(Data entries)
Start
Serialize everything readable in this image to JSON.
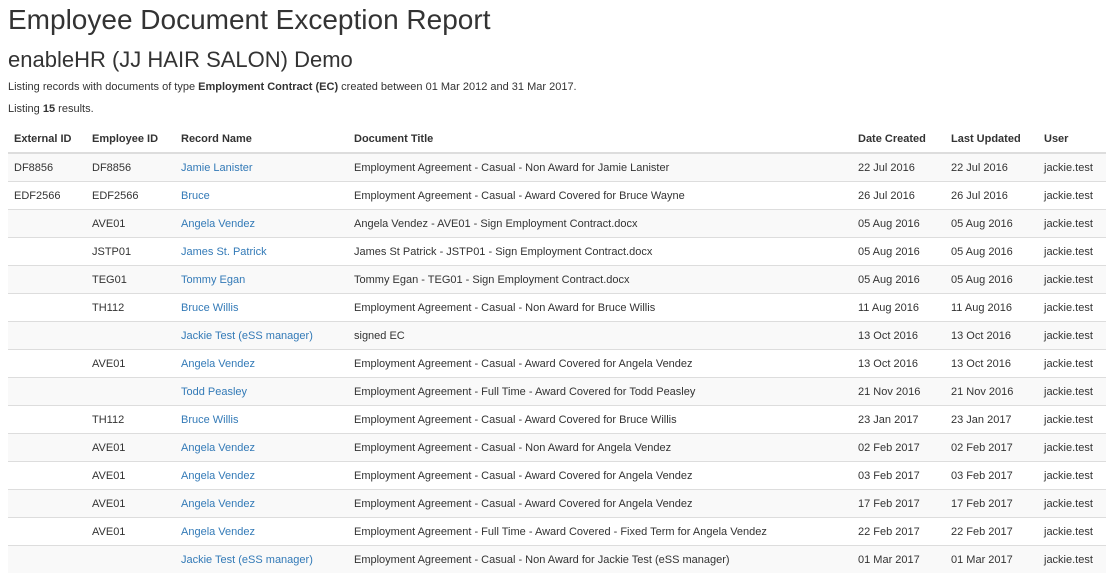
{
  "header": {
    "title": "Employee Document Exception Report",
    "subtitle": "enableHR (JJ HAIR SALON) Demo"
  },
  "summary": {
    "line1_prefix": "Listing records with documents of type ",
    "document_type": "Employment Contract (EC)",
    "line1_suffix": " created between 01 Mar 2012 and 31 Mar 2017.",
    "line2_prefix": "Listing ",
    "count": "15",
    "line2_suffix": " results."
  },
  "table": {
    "columns": [
      "External ID",
      "Employee ID",
      "Record Name",
      "Document Title",
      "Date Created",
      "Last Updated",
      "User"
    ],
    "rows": [
      {
        "external_id": "DF8856",
        "employee_id": "DF8856",
        "record_name": "Jamie Lanister",
        "document_title": "Employment Agreement - Casual - Non Award for Jamie Lanister",
        "date_created": "22 Jul 2016",
        "last_updated": "22 Jul 2016",
        "user": "jackie.test"
      },
      {
        "external_id": "EDF2566",
        "employee_id": "EDF2566",
        "record_name": "Bruce",
        "document_title": "Employment Agreement - Casual - Award Covered for Bruce Wayne",
        "date_created": "26 Jul 2016",
        "last_updated": "26 Jul 2016",
        "user": "jackie.test"
      },
      {
        "external_id": "",
        "employee_id": "AVE01",
        "record_name": "Angela Vendez",
        "document_title": "Angela Vendez - AVE01 - Sign Employment Contract.docx",
        "date_created": "05 Aug 2016",
        "last_updated": "05 Aug 2016",
        "user": "jackie.test"
      },
      {
        "external_id": "",
        "employee_id": "JSTP01",
        "record_name": "James St. Patrick",
        "document_title": "James St Patrick - JSTP01 - Sign Employment Contract.docx",
        "date_created": "05 Aug 2016",
        "last_updated": "05 Aug 2016",
        "user": "jackie.test"
      },
      {
        "external_id": "",
        "employee_id": "TEG01",
        "record_name": "Tommy Egan",
        "document_title": "Tommy Egan - TEG01 - Sign Employment Contract.docx",
        "date_created": "05 Aug 2016",
        "last_updated": "05 Aug 2016",
        "user": "jackie.test"
      },
      {
        "external_id": "",
        "employee_id": "TH112",
        "record_name": "Bruce Willis",
        "document_title": "Employment Agreement - Casual - Non Award for Bruce Willis",
        "date_created": "11 Aug 2016",
        "last_updated": "11 Aug 2016",
        "user": "jackie.test"
      },
      {
        "external_id": "",
        "employee_id": "",
        "record_name": "Jackie Test (eSS manager)",
        "document_title": "signed EC",
        "date_created": "13 Oct 2016",
        "last_updated": "13 Oct 2016",
        "user": "jackie.test"
      },
      {
        "external_id": "",
        "employee_id": "AVE01",
        "record_name": "Angela Vendez",
        "document_title": "Employment Agreement - Casual - Award Covered for Angela Vendez",
        "date_created": "13 Oct 2016",
        "last_updated": "13 Oct 2016",
        "user": "jackie.test"
      },
      {
        "external_id": "",
        "employee_id": "",
        "record_name": "Todd Peasley",
        "document_title": "Employment Agreement - Full Time - Award Covered for Todd Peasley",
        "date_created": "21 Nov 2016",
        "last_updated": "21 Nov 2016",
        "user": "jackie.test"
      },
      {
        "external_id": "",
        "employee_id": "TH112",
        "record_name": "Bruce Willis",
        "document_title": "Employment Agreement - Casual - Award Covered for Bruce Willis",
        "date_created": "23 Jan 2017",
        "last_updated": "23 Jan 2017",
        "user": "jackie.test"
      },
      {
        "external_id": "",
        "employee_id": "AVE01",
        "record_name": "Angela Vendez",
        "document_title": "Employment Agreement - Casual - Non Award for Angela Vendez",
        "date_created": "02 Feb 2017",
        "last_updated": "02 Feb 2017",
        "user": "jackie.test"
      },
      {
        "external_id": "",
        "employee_id": "AVE01",
        "record_name": "Angela Vendez",
        "document_title": "Employment Agreement - Casual - Award Covered for Angela Vendez",
        "date_created": "03 Feb 2017",
        "last_updated": "03 Feb 2017",
        "user": "jackie.test"
      },
      {
        "external_id": "",
        "employee_id": "AVE01",
        "record_name": "Angela Vendez",
        "document_title": "Employment Agreement - Casual - Award Covered for Angela Vendez",
        "date_created": "17 Feb 2017",
        "last_updated": "17 Feb 2017",
        "user": "jackie.test"
      },
      {
        "external_id": "",
        "employee_id": "AVE01",
        "record_name": "Angela Vendez",
        "document_title": "Employment Agreement - Full Time - Award Covered - Fixed Term for Angela Vendez",
        "date_created": "22 Feb 2017",
        "last_updated": "22 Feb 2017",
        "user": "jackie.test"
      },
      {
        "external_id": "",
        "employee_id": "",
        "record_name": "Jackie Test (eSS manager)",
        "document_title": "Employment Agreement - Casual - Non Award for Jackie Test (eSS manager)",
        "date_created": "01 Mar 2017",
        "last_updated": "01 Mar 2017",
        "user": "jackie.test"
      }
    ]
  },
  "colors": {
    "link": "#337ab7",
    "text": "#333333",
    "stripe": "#f9f9f9",
    "border": "#dddddd"
  }
}
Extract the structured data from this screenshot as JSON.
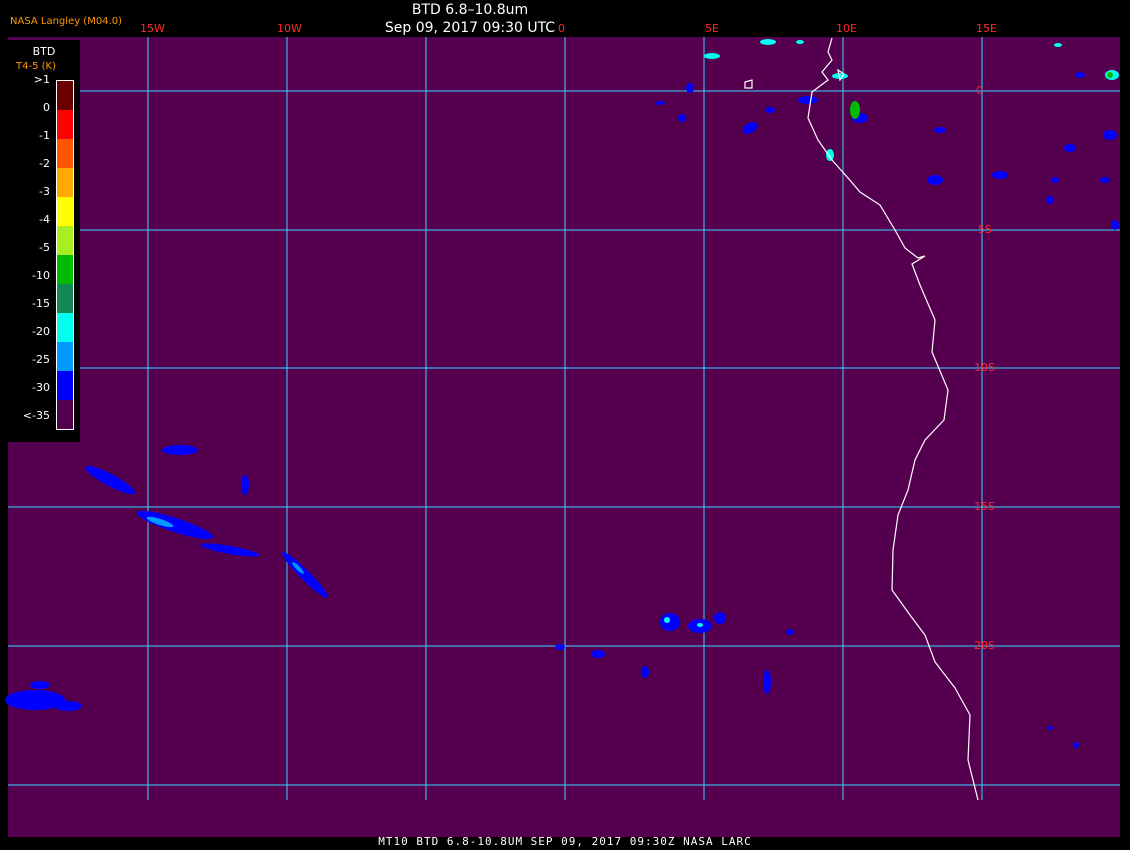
{
  "header": {
    "title": "BTD 6.8–10.8um",
    "datetime": "Sep 09, 2017 09:30 UTC",
    "credit": "NASA Langley (M04.0)"
  },
  "legend": {
    "title": "BTD",
    "subtitle": "T4-5 (K)",
    "labels": [
      ">1",
      "0",
      "-1",
      "-2",
      "-3",
      "-4",
      "-5",
      "-10",
      "-15",
      "-20",
      "-25",
      "-30",
      "<-35"
    ],
    "colors": [
      "#6a0000",
      "#ff0000",
      "#ff5500",
      "#ffaa00",
      "#ffff00",
      "#aaee22",
      "#00bb00",
      "#118855",
      "#00ffee",
      "#0099ff",
      "#0000ff",
      "#55004f"
    ]
  },
  "grid": {
    "longitude_labels": [
      "15W",
      "10W",
      "0",
      "5E",
      "10E",
      "15E"
    ],
    "latitude_labels": [
      "0",
      "5S",
      "10S",
      "15S",
      "20S"
    ]
  },
  "colors": {
    "background": "#55004f",
    "grid": "#33d6ff",
    "coast": "#ffffff",
    "label": "#ff2a2a"
  },
  "footer": "MT10  BTD 6.8-10.8UM   SEP 09, 2017 09:30Z   NASA LARC"
}
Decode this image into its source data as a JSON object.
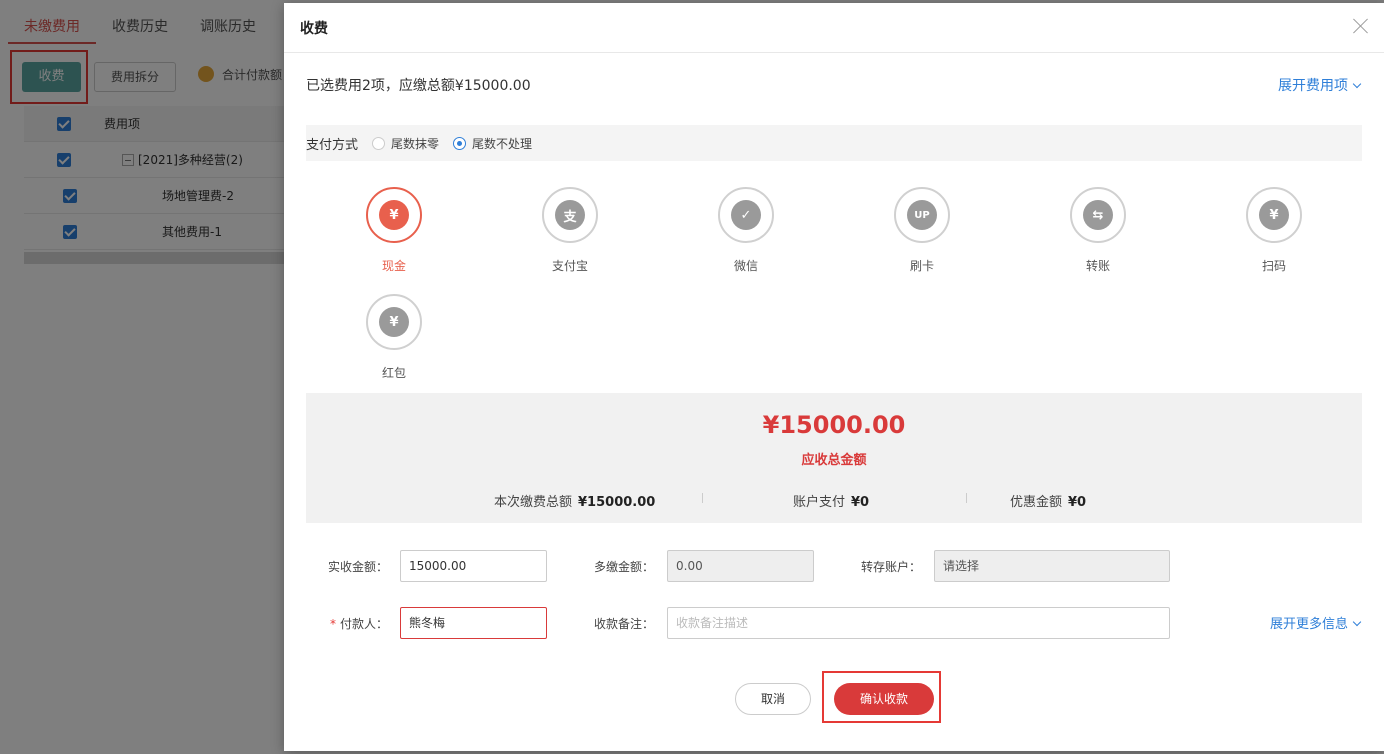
{
  "background": {
    "tabs": [
      "未缴费用",
      "收费历史",
      "调账历史"
    ],
    "collect_button": "收费",
    "split_button": "费用拆分",
    "sum_info": "合计付款额",
    "table": {
      "header": "费用项",
      "rows": [
        "[2021]多种经营(2)",
        "场地管理费-2",
        "其他费用-1"
      ]
    }
  },
  "modal": {
    "title": "收费",
    "summary": "已选费用2项，应缴总额¥15000.00",
    "expand_fee_items": "展开费用项",
    "payment_method": {
      "label": "支付方式",
      "options": [
        "尾数抹零",
        "尾数不处理"
      ],
      "selected": "尾数不处理"
    },
    "methods": [
      {
        "label": "现金",
        "icon": "cash-bag-icon",
        "glyph": "¥"
      },
      {
        "label": "支付宝",
        "icon": "alipay-icon",
        "glyph": "支"
      },
      {
        "label": "微信",
        "icon": "wechat-icon",
        "glyph": "✓"
      },
      {
        "label": "刷卡",
        "icon": "unionpay-card-icon",
        "glyph": "UP"
      },
      {
        "label": "转账",
        "icon": "transfer-icon",
        "glyph": "⇆"
      },
      {
        "label": "扫码",
        "icon": "scan-bag-icon",
        "glyph": "¥"
      },
      {
        "label": "红包",
        "icon": "red-envelope-bag-icon",
        "glyph": "¥"
      }
    ],
    "selected_method": "现金",
    "amount": {
      "total": "¥15000.00",
      "total_label": "应收总金额",
      "this_payment_label": "本次缴费总额",
      "this_payment_value": "¥15000.00",
      "account_pay_label": "账户支付",
      "account_pay_value": "¥0",
      "discount_label": "优惠金额",
      "discount_value": "¥0"
    },
    "form": {
      "received_label": "实收金额：",
      "received_value": "15000.00",
      "overpay_label": "多缴金额：",
      "overpay_value": "0.00",
      "transfer_account_label": "转存账户：",
      "transfer_account_placeholder": "请选择",
      "payer_label": "付款人：",
      "payer_value": "熊冬梅",
      "remark_label": "收款备注：",
      "remark_placeholder": "收款备注描述",
      "expand_more": "展开更多信息"
    },
    "buttons": {
      "cancel": "取消",
      "confirm": "确认收款"
    }
  },
  "colors": {
    "accent_red": "#d93a3a",
    "link_blue": "#2f7fd8",
    "teal_button": "#5aa7a3"
  }
}
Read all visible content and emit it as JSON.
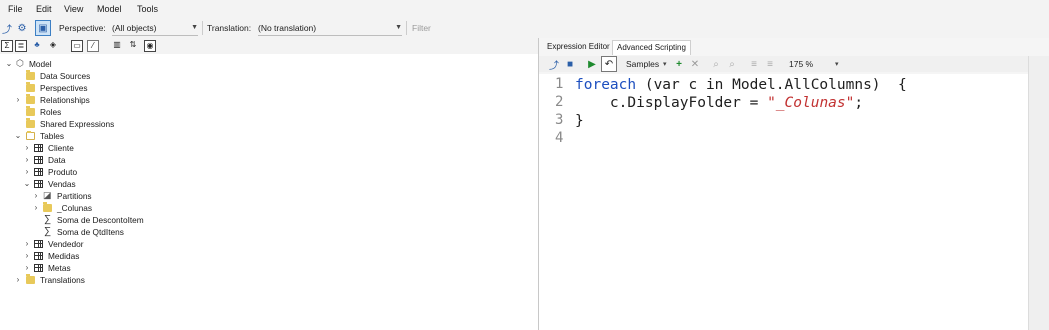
{
  "menu": [
    "File",
    "Edit",
    "View",
    "Model",
    "Tools"
  ],
  "toolbar": {
    "perspective_label": "Perspective:",
    "perspective_value": "(All objects)",
    "translation_label": "Translation:",
    "translation_value": "(No translation)",
    "filter_placeholder": "Filter"
  },
  "tree": {
    "root": "Model",
    "items": [
      "Data Sources",
      "Perspectives",
      "Relationships",
      "Roles",
      "Shared Expressions",
      "Tables",
      "Cliente",
      "Data",
      "Produto",
      "Vendas",
      "Partitions",
      "_Colunas",
      "Soma de DescontoItem",
      "Soma de QtdItens",
      "Vendedor",
      "Medidas",
      "Metas",
      "Translations"
    ]
  },
  "tabs": [
    "Expression Editor",
    "Advanced Scripting"
  ],
  "editor_toolbar": {
    "samples": "Samples",
    "zoom": "175 %"
  },
  "code": {
    "line_numbers": [
      "1",
      "2",
      "3",
      "4"
    ],
    "l1_kw": "foreach",
    "l1_rest": " (var c in Model.AllColumns)  {",
    "l2_pre": "    c.DisplayFolder = ",
    "l2_str": "\"_Colunas\"",
    "l2_post": ";",
    "l3": "}"
  },
  "colors": {
    "keyword": "#1d4fbf",
    "string": "#c23232",
    "folder": "#e8c95a",
    "selection": "#cde3f7"
  }
}
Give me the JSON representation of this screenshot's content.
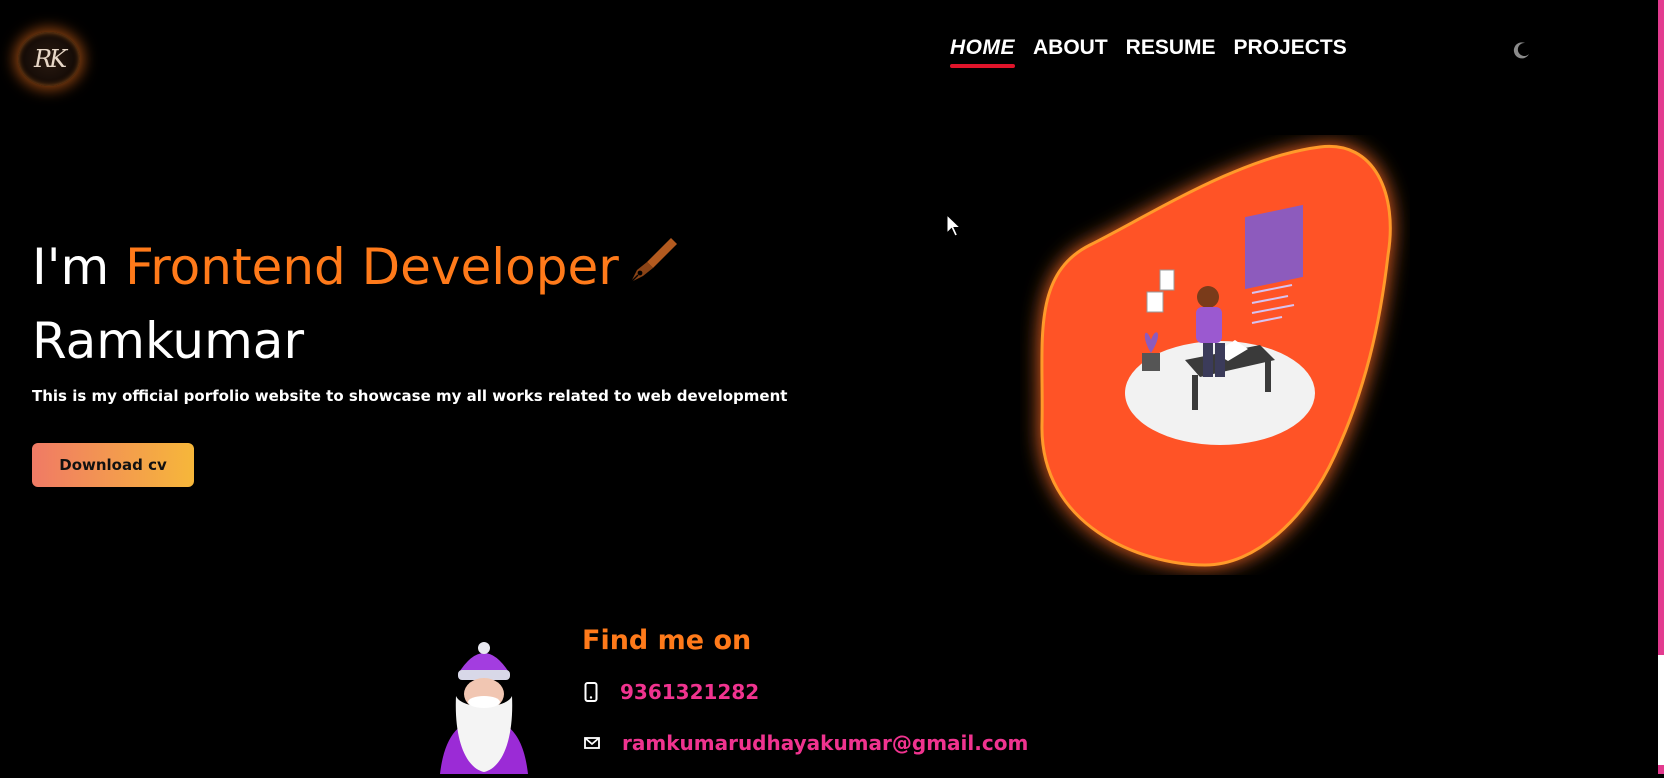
End
*Exercise directions*: Collect each line holding the string "James".

*Correct output*:
        "record_name": "James St. Patrick",
        "document_title": "James St Patrick - JSTP01 - Sign Employment Contract.docx",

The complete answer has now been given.